AUFGABE A> Wie lautet im Artikel über den spielzeugfreien Kindergarten der Abschnitt von „Ein Kindergarten ohne“ bis einschließlich „sehr positives Fazit.“? Gib ihn wortgetreu zurück.

TEXT ZUM LESEN>
• Seit Anfang Jahr haben Anja Schütz (links), Katrin Obrecht und Dan Weber mit den Kindern die vorgefertigten Spielsachen in die Ferien geschickt. Die Kinder bestimmen selber, wie der Kindergarten aussieht. · Bild: Thomas Peter

  • Mit Hilfe des Blauen Stuhls können Kinder und Lehrpersonen Probleme ansprechen. · Bild: Thomas Peter

  • Die Kinder schaffen sich mit einfachen Gebrauchsgegenständen ihre eigene Kindergartenwelt. · Bild: zvg

16.02.2023
Langenthal

Spielzeugfreier Kindergarten sorgt für Freiheiten

Ein Kindergarten ohne vorgefertigtes Spielzeug: Geht das? Anfang 2023 haben Katrin Obrecht, Anja Schütz und Dan Weber gemeinsam mit ihren Lan­genthaler Kindergartenkindern Puppen, Eisenbahn, Legos, Puzzles und vieles mehr für drei Monate in die Ferien geschickt und dafür Tücher, Kartonkisten, Seile oder Klebebänder bereitgestellt. Seither bestimmen die Kinder selber, wie sie diese «Dinge» nutzen oder was sie damit bauen wollen. Die drei Lehrpersonen ziehen nach etwas mehr als einem Monate ein erstes, sehr positives Fazit.

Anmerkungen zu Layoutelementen
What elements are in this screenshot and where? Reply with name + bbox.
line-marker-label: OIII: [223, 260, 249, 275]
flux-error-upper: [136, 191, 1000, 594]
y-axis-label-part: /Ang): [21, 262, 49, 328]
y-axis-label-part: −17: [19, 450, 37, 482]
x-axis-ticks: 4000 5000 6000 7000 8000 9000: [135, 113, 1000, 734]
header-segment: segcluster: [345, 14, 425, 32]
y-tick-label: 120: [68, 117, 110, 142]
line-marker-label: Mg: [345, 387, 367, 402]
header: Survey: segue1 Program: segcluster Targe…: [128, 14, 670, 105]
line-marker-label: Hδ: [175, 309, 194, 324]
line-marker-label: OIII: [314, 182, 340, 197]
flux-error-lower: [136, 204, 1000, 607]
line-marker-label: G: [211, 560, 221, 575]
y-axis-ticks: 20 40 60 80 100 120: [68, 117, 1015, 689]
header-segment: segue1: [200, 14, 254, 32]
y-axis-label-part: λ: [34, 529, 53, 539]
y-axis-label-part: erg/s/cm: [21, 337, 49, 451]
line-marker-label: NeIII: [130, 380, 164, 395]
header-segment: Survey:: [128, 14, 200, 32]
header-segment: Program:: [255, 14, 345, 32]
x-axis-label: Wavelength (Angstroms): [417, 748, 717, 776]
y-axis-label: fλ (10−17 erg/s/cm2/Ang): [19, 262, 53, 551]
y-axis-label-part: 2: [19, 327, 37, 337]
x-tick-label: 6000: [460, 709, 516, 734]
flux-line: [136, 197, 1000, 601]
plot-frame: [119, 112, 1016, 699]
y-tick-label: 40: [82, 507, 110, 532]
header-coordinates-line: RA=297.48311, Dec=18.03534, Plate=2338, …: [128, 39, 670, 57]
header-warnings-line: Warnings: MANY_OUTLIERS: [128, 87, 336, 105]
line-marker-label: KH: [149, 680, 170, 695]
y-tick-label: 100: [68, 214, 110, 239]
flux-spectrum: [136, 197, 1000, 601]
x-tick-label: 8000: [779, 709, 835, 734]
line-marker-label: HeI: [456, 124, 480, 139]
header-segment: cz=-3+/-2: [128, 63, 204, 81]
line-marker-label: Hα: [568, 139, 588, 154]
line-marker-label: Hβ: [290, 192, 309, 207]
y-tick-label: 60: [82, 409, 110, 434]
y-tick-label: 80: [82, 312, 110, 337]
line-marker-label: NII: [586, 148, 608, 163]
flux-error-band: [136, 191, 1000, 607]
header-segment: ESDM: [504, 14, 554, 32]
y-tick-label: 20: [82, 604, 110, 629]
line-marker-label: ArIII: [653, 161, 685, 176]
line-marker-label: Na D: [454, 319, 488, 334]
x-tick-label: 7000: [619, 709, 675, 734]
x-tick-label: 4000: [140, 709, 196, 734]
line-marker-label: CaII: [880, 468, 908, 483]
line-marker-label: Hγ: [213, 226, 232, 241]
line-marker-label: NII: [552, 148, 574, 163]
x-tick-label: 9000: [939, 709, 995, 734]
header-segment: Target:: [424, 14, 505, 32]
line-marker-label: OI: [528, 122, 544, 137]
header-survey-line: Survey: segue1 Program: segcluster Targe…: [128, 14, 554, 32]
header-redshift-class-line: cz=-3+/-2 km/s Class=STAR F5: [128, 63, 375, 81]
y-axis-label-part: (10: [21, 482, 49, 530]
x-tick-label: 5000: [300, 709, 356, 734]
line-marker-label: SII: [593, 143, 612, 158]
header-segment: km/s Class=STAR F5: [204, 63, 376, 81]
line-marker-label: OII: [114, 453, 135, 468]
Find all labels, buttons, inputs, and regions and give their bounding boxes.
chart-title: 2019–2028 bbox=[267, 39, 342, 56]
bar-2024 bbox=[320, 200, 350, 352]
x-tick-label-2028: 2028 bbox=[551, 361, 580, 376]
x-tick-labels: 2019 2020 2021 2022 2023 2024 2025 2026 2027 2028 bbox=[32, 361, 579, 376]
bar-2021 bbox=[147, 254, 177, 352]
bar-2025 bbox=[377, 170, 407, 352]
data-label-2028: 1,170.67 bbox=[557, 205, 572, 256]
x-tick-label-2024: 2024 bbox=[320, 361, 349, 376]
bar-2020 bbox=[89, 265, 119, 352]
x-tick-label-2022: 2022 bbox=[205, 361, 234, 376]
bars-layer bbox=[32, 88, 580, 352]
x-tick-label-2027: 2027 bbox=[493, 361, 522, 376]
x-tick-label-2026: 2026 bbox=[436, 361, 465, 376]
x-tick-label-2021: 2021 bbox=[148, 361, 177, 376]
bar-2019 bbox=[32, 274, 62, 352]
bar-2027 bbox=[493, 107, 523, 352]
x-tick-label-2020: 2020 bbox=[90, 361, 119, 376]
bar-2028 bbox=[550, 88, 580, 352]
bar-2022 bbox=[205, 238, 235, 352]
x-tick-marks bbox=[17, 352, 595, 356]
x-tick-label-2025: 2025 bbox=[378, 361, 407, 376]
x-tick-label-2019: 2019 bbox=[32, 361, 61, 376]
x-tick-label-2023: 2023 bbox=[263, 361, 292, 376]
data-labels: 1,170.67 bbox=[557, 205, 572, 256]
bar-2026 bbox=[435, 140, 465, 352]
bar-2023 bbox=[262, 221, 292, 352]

AUFGABE B> Welche Zeilen stehen in den Datensätzen vom Anfang bis einschließlich der Zeile mit „y-axis-label-part: −17: [19, 450, 37, 482]“? Gib sie als JSON-Liste von Zeichenketten aus, eine pro Zeile, und lass Leerzeilen weg.

ANTWORT A>
Ein Kindergarten ohne vorgefertigtes Spielzeug: Geht das? Anfang 2023 haben Katrin Obrecht, Anja Schütz und Dan Weber gemeinsam mit ihren Lan­genthaler Kindergartenkindern Puppen, Eisenbahn, Legos, Puzzles und vieles mehr für drei Monate in die Ferien geschickt und dafür Tücher, Kartonkisten, Seile oder Klebebänder bereitgestellt. Seither bestimmen die Kinder selber, wie sie diese «Dinge» nutzen oder was sie damit bauen wollen. Die drei Lehrpersonen ziehen nach etwas mehr als einem Monate ein erstes, sehr positives Fazit.

ANTWORT B>
[
  "What elements are in this screenshot and where? Reply with name + bbox.",
  "line-marker-label: OIII: [223, 260, 249, 275]",
  "flux-error-upper: [136, 191, 1000, 594]",
  "y-axis-label-part: /Ang): [21, 262, 49, 328]",
  "y-axis-label-part: −17: [19, 450, 37, 482]"
]